- [Assignment]
Scan the entries below for the word "plaphy" and copy every line where it turns up.

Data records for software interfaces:
[Start of section]

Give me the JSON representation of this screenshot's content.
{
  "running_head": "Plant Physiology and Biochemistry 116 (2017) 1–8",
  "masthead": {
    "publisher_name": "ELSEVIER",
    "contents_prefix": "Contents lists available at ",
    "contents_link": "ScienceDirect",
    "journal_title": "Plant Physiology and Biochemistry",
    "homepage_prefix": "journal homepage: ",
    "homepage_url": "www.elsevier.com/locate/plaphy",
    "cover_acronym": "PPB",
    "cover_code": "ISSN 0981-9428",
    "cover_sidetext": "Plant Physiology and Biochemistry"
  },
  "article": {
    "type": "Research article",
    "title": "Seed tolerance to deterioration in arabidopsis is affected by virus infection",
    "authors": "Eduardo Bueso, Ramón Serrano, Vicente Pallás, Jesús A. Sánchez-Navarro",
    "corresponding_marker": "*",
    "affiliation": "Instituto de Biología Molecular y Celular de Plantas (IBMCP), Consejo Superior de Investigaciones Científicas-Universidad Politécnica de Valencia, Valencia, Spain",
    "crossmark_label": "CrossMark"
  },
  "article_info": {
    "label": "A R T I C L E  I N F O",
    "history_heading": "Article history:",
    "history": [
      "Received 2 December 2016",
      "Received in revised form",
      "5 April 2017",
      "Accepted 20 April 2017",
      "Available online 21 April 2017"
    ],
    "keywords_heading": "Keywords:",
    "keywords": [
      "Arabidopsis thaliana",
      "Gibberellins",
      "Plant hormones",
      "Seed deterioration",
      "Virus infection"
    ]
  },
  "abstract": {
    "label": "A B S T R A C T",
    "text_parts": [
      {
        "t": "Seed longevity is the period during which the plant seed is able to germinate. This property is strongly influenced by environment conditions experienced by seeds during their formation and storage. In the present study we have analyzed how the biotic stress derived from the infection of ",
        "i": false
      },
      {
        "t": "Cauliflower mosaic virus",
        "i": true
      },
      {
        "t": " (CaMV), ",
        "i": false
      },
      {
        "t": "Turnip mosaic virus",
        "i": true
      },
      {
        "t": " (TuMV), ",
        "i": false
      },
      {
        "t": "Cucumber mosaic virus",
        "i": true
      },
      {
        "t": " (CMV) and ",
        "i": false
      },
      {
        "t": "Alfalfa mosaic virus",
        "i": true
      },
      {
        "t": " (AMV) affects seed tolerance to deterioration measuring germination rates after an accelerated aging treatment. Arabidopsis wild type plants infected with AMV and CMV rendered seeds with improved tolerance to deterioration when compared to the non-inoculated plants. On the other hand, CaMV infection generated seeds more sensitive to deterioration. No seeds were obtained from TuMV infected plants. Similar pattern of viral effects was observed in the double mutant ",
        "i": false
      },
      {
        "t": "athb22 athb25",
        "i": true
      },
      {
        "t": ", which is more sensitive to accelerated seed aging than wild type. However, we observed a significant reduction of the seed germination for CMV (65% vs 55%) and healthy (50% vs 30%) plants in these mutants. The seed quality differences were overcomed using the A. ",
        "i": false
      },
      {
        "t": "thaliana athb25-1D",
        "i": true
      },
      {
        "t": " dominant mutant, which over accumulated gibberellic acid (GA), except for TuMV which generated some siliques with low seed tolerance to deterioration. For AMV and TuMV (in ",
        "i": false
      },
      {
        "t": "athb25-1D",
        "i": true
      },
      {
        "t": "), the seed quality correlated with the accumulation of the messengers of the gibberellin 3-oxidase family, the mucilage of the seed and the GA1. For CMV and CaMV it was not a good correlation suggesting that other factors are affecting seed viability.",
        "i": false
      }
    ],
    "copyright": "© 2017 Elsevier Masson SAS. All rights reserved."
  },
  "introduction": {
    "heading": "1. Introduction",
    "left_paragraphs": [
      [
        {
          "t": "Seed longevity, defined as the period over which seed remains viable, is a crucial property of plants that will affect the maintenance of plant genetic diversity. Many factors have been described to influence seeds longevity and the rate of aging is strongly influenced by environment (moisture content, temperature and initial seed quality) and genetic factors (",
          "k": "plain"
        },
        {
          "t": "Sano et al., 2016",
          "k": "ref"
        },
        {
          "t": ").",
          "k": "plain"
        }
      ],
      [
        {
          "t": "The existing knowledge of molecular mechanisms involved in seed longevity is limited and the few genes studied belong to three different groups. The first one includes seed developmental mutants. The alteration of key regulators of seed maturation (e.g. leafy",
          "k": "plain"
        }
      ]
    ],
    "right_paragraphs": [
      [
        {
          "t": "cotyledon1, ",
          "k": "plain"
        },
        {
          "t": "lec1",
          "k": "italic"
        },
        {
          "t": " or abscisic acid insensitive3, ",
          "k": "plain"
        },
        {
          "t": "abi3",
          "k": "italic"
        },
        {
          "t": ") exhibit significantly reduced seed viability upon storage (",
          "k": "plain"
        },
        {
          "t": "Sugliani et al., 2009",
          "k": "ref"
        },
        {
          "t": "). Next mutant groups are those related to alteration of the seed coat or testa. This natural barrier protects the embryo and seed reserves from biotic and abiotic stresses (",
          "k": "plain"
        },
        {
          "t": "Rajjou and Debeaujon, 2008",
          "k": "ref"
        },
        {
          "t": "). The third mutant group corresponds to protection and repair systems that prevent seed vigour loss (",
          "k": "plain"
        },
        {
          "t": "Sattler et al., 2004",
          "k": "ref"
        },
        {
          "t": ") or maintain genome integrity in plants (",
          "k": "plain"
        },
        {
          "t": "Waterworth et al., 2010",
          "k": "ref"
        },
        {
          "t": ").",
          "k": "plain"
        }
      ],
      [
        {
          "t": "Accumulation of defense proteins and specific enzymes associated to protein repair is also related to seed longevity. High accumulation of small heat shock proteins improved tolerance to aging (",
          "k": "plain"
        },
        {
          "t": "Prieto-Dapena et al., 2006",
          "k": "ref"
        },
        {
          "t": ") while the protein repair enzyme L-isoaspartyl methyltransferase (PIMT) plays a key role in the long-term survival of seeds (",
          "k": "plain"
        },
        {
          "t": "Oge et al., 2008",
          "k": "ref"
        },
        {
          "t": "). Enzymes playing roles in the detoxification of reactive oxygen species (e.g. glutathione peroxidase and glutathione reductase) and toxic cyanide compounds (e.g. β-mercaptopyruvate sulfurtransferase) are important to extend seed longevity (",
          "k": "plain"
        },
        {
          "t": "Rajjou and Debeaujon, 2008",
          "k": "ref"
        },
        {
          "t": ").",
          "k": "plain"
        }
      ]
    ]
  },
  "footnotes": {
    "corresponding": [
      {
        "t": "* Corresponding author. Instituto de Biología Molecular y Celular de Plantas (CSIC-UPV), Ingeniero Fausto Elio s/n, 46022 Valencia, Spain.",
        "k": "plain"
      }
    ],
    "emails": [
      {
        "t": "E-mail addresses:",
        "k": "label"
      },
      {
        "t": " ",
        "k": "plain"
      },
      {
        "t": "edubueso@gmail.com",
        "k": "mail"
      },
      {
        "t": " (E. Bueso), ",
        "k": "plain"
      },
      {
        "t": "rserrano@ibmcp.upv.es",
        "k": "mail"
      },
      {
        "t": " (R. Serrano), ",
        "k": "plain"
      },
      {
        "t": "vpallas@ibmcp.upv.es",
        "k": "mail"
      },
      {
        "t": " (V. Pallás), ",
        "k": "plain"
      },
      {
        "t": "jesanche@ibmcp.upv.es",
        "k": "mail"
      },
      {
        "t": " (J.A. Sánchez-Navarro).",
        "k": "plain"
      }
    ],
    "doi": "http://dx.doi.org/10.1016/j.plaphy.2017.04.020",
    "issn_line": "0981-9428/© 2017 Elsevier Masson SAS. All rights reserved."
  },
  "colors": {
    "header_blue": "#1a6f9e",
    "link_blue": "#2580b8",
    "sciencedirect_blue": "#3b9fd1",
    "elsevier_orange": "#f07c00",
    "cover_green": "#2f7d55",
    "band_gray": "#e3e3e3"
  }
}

[End of section]

- [Answer for the task]
    "homepage_url": "www.elsevier.com/locate/plaphy",
    "doi": "http://dx.doi.org/10.1016/j.plaphy.2017.04.020",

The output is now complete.